Reproduce word for word the items between the line holding "Find all labels, buttons, inputs, and" and the line holding "heading 2: IMPROVED", inclusive.

> [RECORDS PROVIDED]:

---------------

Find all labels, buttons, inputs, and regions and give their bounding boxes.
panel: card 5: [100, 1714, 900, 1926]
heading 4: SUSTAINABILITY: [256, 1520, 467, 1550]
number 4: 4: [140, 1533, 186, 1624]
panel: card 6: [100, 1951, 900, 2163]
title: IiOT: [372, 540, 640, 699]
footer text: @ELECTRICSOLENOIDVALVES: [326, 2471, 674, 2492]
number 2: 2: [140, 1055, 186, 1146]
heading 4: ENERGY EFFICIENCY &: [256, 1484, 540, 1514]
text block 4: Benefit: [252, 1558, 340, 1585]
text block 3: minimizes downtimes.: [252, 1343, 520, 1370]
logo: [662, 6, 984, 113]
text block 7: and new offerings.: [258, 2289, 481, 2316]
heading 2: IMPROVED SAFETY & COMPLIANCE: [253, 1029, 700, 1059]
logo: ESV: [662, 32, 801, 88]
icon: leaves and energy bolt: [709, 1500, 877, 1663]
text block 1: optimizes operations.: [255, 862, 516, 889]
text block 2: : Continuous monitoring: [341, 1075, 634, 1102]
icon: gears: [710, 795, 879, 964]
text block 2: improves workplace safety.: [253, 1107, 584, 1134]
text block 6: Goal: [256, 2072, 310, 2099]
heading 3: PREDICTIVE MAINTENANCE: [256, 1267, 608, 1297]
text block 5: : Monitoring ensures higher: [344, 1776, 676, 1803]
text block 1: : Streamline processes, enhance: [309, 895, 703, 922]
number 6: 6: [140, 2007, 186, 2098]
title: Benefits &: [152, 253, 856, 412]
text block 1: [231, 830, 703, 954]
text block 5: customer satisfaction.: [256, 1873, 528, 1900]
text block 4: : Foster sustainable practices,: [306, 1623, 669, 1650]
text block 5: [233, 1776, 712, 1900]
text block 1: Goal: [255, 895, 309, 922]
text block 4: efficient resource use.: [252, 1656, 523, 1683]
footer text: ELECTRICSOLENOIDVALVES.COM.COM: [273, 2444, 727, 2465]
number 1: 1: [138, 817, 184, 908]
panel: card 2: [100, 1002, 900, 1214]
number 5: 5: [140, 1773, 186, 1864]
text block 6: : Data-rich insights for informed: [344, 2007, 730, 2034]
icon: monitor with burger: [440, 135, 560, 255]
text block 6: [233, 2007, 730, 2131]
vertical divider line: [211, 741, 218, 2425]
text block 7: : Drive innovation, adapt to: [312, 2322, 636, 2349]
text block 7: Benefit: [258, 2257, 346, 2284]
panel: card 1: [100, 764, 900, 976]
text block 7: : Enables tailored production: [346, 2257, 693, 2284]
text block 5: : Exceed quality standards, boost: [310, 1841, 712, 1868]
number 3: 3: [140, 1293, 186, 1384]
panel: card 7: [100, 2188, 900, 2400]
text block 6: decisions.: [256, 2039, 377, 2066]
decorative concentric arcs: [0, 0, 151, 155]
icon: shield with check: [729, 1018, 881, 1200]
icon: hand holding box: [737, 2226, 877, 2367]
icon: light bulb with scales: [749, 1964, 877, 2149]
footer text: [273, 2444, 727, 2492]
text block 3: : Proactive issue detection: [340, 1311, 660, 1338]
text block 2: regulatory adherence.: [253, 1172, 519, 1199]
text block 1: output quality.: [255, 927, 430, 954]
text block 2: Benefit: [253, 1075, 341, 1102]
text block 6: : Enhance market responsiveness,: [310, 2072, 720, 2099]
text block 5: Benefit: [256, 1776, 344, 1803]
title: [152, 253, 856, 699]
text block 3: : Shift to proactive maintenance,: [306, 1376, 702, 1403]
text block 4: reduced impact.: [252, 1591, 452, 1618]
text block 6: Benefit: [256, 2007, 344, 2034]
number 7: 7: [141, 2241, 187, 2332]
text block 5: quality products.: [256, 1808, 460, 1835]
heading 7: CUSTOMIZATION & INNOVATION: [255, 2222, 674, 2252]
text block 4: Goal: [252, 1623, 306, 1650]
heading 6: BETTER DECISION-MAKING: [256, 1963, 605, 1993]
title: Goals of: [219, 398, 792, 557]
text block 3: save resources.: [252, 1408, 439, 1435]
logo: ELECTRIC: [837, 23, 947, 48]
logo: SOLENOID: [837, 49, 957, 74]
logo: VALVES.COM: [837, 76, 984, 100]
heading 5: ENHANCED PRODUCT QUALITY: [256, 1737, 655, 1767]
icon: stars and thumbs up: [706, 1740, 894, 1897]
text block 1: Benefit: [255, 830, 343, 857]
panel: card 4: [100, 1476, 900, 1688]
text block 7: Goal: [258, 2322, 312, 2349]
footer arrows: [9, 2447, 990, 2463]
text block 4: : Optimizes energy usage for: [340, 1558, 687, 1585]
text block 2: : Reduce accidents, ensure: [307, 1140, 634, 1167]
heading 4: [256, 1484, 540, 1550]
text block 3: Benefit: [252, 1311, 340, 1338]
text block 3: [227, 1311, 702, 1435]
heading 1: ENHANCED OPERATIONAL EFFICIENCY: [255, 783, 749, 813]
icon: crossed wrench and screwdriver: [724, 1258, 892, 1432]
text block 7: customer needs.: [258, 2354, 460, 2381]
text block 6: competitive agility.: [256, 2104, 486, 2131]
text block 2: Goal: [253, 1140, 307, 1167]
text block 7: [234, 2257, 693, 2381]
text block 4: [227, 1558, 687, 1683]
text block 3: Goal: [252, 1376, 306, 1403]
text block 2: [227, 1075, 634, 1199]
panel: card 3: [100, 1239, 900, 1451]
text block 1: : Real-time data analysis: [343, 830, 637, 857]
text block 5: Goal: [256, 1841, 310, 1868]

---------------

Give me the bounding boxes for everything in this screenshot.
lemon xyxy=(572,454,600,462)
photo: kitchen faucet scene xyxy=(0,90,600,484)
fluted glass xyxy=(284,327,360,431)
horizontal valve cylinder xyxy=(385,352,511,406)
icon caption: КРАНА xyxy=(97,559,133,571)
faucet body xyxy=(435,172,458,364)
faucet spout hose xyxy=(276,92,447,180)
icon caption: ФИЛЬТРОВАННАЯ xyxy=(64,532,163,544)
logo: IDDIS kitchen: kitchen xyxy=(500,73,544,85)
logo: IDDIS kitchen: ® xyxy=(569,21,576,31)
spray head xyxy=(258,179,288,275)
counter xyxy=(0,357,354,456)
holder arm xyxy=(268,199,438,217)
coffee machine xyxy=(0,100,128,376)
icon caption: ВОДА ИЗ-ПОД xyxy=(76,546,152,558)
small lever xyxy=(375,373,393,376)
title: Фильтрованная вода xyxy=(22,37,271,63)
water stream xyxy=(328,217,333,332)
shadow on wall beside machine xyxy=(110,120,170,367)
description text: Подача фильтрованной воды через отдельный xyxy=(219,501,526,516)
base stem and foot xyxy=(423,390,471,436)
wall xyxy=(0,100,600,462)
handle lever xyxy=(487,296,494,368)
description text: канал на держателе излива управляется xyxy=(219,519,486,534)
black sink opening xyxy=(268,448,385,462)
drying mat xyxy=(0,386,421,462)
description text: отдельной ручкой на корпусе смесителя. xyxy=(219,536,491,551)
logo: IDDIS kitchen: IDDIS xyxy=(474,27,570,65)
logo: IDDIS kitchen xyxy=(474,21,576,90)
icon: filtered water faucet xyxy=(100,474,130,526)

---------------

> [TASK OUTPUT]:
Find all labels, buttons, inputs, and regions and give their bounding boxes.
panel: card 5: [100, 1714, 900, 1926]
heading 4: SUSTAINABILITY: [256, 1520, 467, 1550]
number 4: 4: [140, 1533, 186, 1624]
panel: card 6: [100, 1951, 900, 2163]
title: IiOT: [372, 540, 640, 699]
footer text: @ELECTRICSOLENOIDVALVES: [326, 2471, 674, 2492]
number 2: 2: [140, 1055, 186, 1146]
heading 4: ENERGY EFFICIENCY &: [256, 1484, 540, 1514]
text block 4: Benefit: [252, 1558, 340, 1585]
text block 3: minimizes downtimes.: [252, 1343, 520, 1370]
logo: [662, 6, 984, 113]
text block 7: and new offerings.: [258, 2289, 481, 2316]
heading 2: IMPROVED SAFETY & COMPLIANCE: [253, 1029, 700, 1059]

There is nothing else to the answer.